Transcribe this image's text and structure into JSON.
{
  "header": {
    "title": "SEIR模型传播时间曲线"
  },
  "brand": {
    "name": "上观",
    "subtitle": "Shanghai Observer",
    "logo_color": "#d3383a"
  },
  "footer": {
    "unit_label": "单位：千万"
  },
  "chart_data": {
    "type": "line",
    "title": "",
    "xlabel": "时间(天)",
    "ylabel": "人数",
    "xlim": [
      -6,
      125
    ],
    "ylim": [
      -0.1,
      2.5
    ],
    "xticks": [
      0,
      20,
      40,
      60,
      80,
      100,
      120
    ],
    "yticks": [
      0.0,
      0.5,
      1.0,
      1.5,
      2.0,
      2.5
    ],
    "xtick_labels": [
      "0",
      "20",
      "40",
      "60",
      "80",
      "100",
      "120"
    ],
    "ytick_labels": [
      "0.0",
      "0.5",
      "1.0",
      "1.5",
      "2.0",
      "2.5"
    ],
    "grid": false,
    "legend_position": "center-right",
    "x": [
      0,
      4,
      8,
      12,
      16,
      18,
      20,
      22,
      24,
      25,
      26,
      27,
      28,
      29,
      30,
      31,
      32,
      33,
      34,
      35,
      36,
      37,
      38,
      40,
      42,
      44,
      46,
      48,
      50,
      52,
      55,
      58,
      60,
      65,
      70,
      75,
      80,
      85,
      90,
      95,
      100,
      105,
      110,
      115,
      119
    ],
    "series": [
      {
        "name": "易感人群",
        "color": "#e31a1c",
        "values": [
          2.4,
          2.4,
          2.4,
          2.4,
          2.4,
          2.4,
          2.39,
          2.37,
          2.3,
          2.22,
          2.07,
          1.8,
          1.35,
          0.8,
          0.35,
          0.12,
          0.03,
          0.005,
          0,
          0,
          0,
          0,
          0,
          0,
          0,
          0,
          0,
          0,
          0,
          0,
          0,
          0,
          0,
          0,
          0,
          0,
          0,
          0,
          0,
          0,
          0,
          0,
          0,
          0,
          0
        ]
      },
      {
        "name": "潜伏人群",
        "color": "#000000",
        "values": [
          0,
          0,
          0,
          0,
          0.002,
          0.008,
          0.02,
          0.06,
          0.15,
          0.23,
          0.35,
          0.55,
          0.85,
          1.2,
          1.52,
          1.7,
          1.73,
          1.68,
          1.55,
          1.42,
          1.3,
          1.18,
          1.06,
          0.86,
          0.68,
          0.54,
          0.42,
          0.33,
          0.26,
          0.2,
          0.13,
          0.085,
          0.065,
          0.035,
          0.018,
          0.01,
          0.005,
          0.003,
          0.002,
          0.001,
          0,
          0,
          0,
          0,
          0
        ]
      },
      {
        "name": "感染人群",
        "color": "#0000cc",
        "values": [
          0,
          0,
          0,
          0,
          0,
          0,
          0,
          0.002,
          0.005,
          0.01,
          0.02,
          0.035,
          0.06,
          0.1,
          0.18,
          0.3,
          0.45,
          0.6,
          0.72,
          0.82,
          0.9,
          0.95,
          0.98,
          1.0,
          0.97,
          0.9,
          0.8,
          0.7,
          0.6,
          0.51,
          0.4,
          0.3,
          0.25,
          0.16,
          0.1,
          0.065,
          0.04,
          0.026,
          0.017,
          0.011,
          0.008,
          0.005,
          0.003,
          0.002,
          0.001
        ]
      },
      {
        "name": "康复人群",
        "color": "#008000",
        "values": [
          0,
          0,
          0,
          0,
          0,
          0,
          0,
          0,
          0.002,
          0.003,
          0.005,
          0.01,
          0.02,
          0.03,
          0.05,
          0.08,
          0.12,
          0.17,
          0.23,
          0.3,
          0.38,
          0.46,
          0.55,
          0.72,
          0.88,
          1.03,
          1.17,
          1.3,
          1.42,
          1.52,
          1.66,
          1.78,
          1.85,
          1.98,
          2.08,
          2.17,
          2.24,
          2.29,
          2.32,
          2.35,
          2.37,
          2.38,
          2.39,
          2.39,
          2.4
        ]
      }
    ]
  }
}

········

GOAL
Look through the data and gather every line with the string "name" in it.

RESPONSE TO THE EXERCISE
    "name": "上观",
        "name": "易感人群",
        "name": "潜伏人群",
        "name": "感染人群",
        "name": "康复人群",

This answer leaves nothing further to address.